▶ Task to carry out
Go through the lines below and copy each one that holds the string "with".

▶ Data
··········

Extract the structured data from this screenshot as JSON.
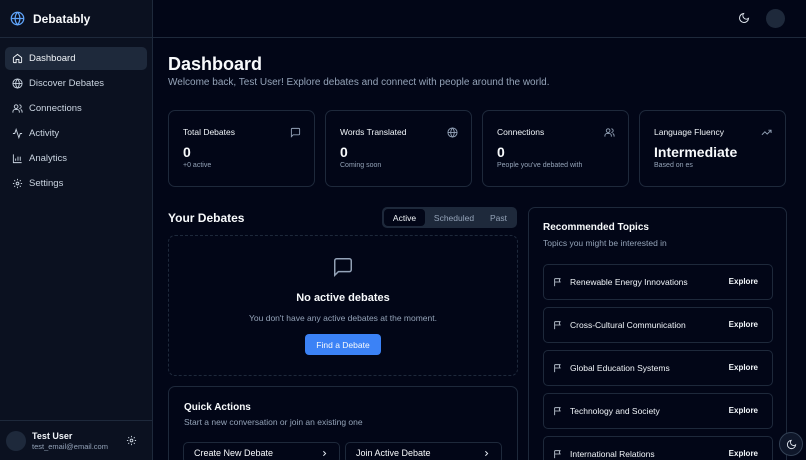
{
  "app": {
    "name": "Debatably"
  },
  "sidebar": {
    "items": [
      {
        "label": "Dashboard"
      },
      {
        "label": "Discover Debates"
      },
      {
        "label": "Connections"
      },
      {
        "label": "Activity"
      },
      {
        "label": "Analytics"
      },
      {
        "label": "Settings"
      }
    ],
    "active_item": "Dashboard"
  },
  "user": {
    "name": "Test User",
    "email": "test_email@email.com"
  },
  "header": {
    "title": "Dashboard",
    "subtitle": "Welcome back, Test User! Explore debates and connect with people around the world."
  },
  "stats": [
    {
      "title": "Total Debates",
      "value": "0",
      "note": "+0 active",
      "icon": "message-square-icon"
    },
    {
      "title": "Words Translated",
      "value": "0",
      "note": "Coming soon",
      "icon": "globe-icon"
    },
    {
      "title": "Connections",
      "value": "0",
      "note": "People you've debated with",
      "icon": "users-icon"
    },
    {
      "title": "Language Fluency",
      "value": "Intermediate",
      "note": "Based on es",
      "icon": "trending-up-icon"
    }
  ],
  "debates": {
    "title": "Your Debates",
    "tabs": [
      {
        "label": "Active"
      },
      {
        "label": "Scheduled"
      },
      {
        "label": "Past"
      }
    ],
    "active_tab": "Active",
    "empty_title": "No active debates",
    "empty_text": "You don't have any active debates at the moment.",
    "find_button": "Find a Debate"
  },
  "quick_actions": {
    "title": "Quick Actions",
    "subtitle": "Start a new conversation or join an existing one",
    "buttons": [
      {
        "label": "Create New Debate"
      },
      {
        "label": "Join Active Debate"
      }
    ]
  },
  "recommended": {
    "title": "Recommended Topics",
    "subtitle": "Topics you might be interested in",
    "topics": [
      {
        "label": "Renewable Energy Innovations",
        "action": "Explore"
      },
      {
        "label": "Cross-Cultural Communication",
        "action": "Explore"
      },
      {
        "label": "Global Education Systems",
        "action": "Explore"
      },
      {
        "label": "Technology and Society",
        "action": "Explore"
      },
      {
        "label": "International Relations",
        "action": "Explore"
      }
    ]
  },
  "colors": {
    "background": "#020617",
    "sidebar": "#0b1120",
    "border": "#1e293b",
    "accent": "#3b82f6",
    "muted_text": "#94a3b8"
  }
}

··········

▶ Written solution
    "subtitle": "Welcome back, Test User! Explore debates and connect with people around the world."
      "note": "People you've debated with",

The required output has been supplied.